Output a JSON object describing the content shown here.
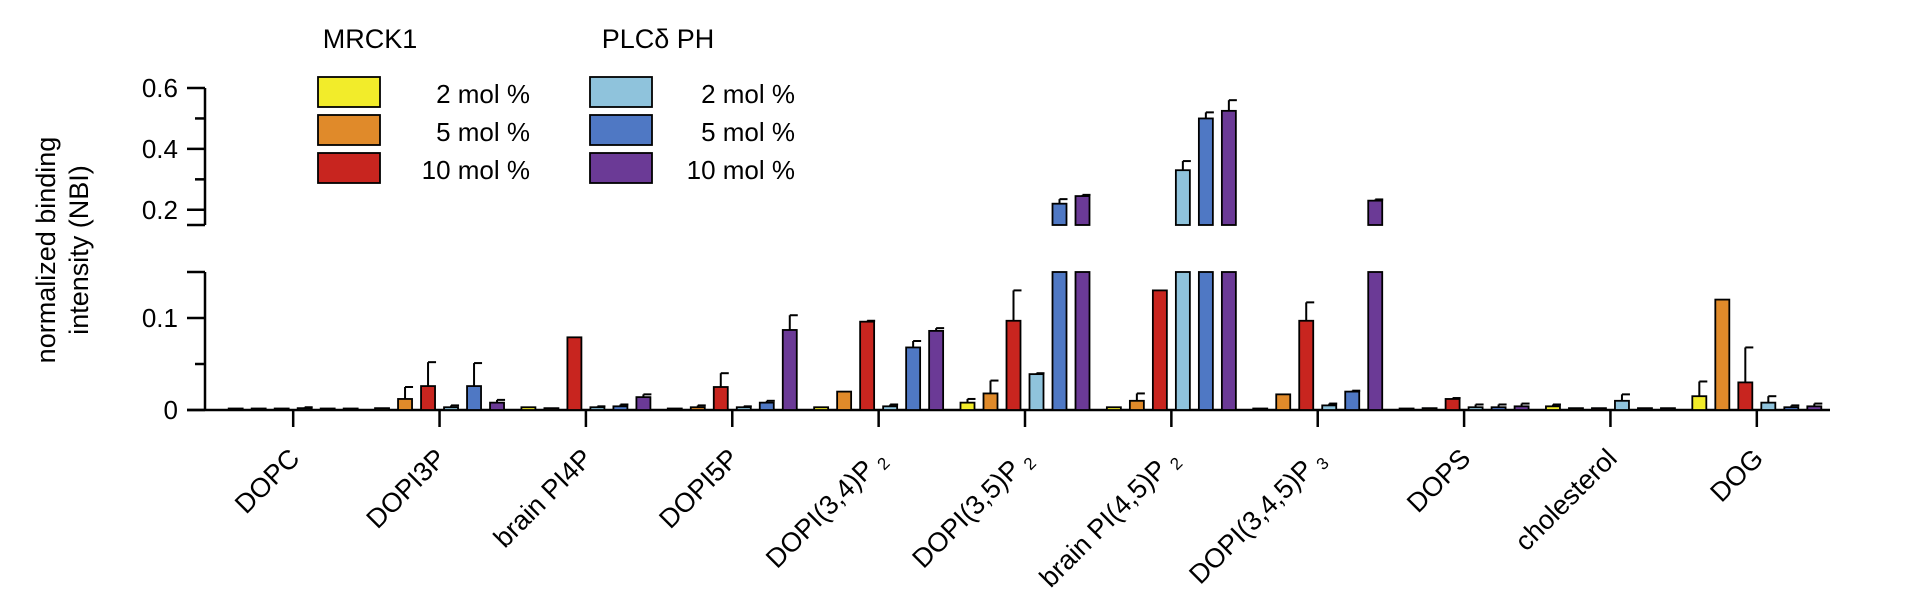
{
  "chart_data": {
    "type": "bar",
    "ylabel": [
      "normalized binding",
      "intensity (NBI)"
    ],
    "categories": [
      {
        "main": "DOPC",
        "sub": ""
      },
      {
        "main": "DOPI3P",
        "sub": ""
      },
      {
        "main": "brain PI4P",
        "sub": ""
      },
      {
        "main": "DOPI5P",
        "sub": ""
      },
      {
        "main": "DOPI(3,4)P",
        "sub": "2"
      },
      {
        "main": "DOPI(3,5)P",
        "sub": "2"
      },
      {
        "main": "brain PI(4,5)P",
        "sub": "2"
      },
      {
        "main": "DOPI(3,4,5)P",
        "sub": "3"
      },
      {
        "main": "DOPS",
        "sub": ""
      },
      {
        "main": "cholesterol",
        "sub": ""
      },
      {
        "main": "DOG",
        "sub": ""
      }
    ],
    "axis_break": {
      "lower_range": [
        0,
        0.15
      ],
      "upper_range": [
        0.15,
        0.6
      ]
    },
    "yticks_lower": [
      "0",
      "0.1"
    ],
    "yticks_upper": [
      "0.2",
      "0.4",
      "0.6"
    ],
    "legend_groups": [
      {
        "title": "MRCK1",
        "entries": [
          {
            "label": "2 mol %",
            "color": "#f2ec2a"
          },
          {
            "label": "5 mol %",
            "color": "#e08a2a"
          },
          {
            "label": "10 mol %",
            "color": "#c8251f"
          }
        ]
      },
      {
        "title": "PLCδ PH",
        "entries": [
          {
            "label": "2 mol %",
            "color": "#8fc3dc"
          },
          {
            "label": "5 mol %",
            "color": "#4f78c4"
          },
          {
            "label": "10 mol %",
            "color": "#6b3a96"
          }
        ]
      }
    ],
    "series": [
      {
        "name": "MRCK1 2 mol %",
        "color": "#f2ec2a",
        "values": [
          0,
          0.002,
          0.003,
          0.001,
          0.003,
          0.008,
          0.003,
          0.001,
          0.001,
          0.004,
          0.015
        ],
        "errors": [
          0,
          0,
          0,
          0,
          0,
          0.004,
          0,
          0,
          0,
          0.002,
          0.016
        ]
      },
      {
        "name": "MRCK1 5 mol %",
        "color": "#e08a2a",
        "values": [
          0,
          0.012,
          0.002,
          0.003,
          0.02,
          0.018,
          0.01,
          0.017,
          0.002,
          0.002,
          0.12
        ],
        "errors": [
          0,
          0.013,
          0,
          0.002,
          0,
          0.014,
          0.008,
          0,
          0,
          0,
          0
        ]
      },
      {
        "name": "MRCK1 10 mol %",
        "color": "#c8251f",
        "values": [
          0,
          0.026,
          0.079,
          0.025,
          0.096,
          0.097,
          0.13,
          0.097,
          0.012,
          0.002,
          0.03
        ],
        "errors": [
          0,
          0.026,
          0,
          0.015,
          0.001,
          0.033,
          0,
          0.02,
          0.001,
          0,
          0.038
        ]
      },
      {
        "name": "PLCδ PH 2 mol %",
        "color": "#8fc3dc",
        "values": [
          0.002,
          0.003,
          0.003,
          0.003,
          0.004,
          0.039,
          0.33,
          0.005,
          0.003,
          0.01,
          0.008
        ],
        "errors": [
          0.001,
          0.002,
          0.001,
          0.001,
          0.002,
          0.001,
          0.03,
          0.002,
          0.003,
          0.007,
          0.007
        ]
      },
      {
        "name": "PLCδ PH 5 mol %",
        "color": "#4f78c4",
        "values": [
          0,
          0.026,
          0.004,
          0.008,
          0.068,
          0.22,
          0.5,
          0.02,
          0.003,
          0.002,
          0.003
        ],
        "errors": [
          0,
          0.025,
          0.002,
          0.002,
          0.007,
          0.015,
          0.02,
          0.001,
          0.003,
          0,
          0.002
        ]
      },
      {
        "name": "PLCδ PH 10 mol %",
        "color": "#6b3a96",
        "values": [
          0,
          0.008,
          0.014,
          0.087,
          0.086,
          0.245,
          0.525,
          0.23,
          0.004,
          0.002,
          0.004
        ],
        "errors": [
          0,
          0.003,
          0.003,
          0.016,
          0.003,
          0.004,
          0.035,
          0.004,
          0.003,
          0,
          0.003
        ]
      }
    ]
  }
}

· · · · ·

■ **Written request**
Copy the records exactly. Skip the pictures.

■ **Exercise answer**
Output a JSON object describing the content shown here.
{
  "chart_data": {
    "type": "bar",
    "ylabel": [
      "normalized binding",
      "intensity (NBI)"
    ],
    "categories": [
      {
        "main": "DOPC",
        "sub": ""
      },
      {
        "main": "DOPI3P",
        "sub": ""
      },
      {
        "main": "brain PI4P",
        "sub": ""
      },
      {
        "main": "DOPI5P",
        "sub": ""
      },
      {
        "main": "DOPI(3,4)P",
        "sub": "2"
      },
      {
        "main": "DOPI(3,5)P",
        "sub": "2"
      },
      {
        "main": "brain PI(4,5)P",
        "sub": "2"
      },
      {
        "main": "DOPI(3,4,5)P",
        "sub": "3"
      },
      {
        "main": "DOPS",
        "sub": ""
      },
      {
        "main": "cholesterol",
        "sub": ""
      },
      {
        "main": "DOG",
        "sub": ""
      }
    ],
    "axis_break": {
      "lower_range": [
        0,
        0.15
      ],
      "upper_range": [
        0.15,
        0.6
      ]
    },
    "yticks_lower": [
      "0",
      "0.1"
    ],
    "yticks_upper": [
      "0.2",
      "0.4",
      "0.6"
    ],
    "legend_groups": [
      {
        "title": "MRCK1",
        "entries": [
          {
            "label": "2 mol %",
            "color": "#f2ec2a"
          },
          {
            "label": "5 mol %",
            "color": "#e08a2a"
          },
          {
            "label": "10 mol %",
            "color": "#c8251f"
          }
        ]
      },
      {
        "title": "PLCδ PH",
        "entries": [
          {
            "label": "2 mol %",
            "color": "#8fc3dc"
          },
          {
            "label": "5 mol %",
            "color": "#4f78c4"
          },
          {
            "label": "10 mol %",
            "color": "#6b3a96"
          }
        ]
      }
    ],
    "series": [
      {
        "name": "MRCK1 2 mol %",
        "color": "#f2ec2a",
        "values": [
          0,
          0.002,
          0.003,
          0.001,
          0.003,
          0.008,
          0.003,
          0.001,
          0.001,
          0.004,
          0.015
        ],
        "errors": [
          0,
          0,
          0,
          0,
          0,
          0.004,
          0,
          0,
          0,
          0.002,
          0.016
        ]
      },
      {
        "name": "MRCK1 5 mol %",
        "color": "#e08a2a",
        "values": [
          0,
          0.012,
          0.002,
          0.003,
          0.02,
          0.018,
          0.01,
          0.017,
          0.002,
          0.002,
          0.12
        ],
        "errors": [
          0,
          0.013,
          0,
          0.002,
          0,
          0.014,
          0.008,
          0,
          0,
          0,
          0
        ]
      },
      {
        "name": "MRCK1 10 mol %",
        "color": "#c8251f",
        "values": [
          0,
          0.026,
          0.079,
          0.025,
          0.096,
          0.097,
          0.13,
          0.097,
          0.012,
          0.002,
          0.03
        ],
        "errors": [
          0,
          0.026,
          0,
          0.015,
          0.001,
          0.033,
          0,
          0.02,
          0.001,
          0,
          0.038
        ]
      },
      {
        "name": "PLCδ PH 2 mol %",
        "color": "#8fc3dc",
        "values": [
          0.002,
          0.003,
          0.003,
          0.003,
          0.004,
          0.039,
          0.33,
          0.005,
          0.003,
          0.01,
          0.008
        ],
        "errors": [
          0.001,
          0.002,
          0.001,
          0.001,
          0.002,
          0.001,
          0.03,
          0.002,
          0.003,
          0.007,
          0.007
        ]
      },
      {
        "name": "PLCδ PH 5 mol %",
        "color": "#4f78c4",
        "values": [
          0,
          0.026,
          0.004,
          0.008,
          0.068,
          0.22,
          0.5,
          0.02,
          0.003,
          0.002,
          0.003
        ],
        "errors": [
          0,
          0.025,
          0.002,
          0.002,
          0.007,
          0.015,
          0.02,
          0.001,
          0.003,
          0,
          0.002
        ]
      },
      {
        "name": "PLCδ PH 10 mol %",
        "color": "#6b3a96",
        "values": [
          0,
          0.008,
          0.014,
          0.087,
          0.086,
          0.245,
          0.525,
          0.23,
          0.004,
          0.002,
          0.004
        ],
        "errors": [
          0,
          0.003,
          0.003,
          0.016,
          0.003,
          0.004,
          0.035,
          0.004,
          0.003,
          0,
          0.003
        ]
      }
    ]
  }
}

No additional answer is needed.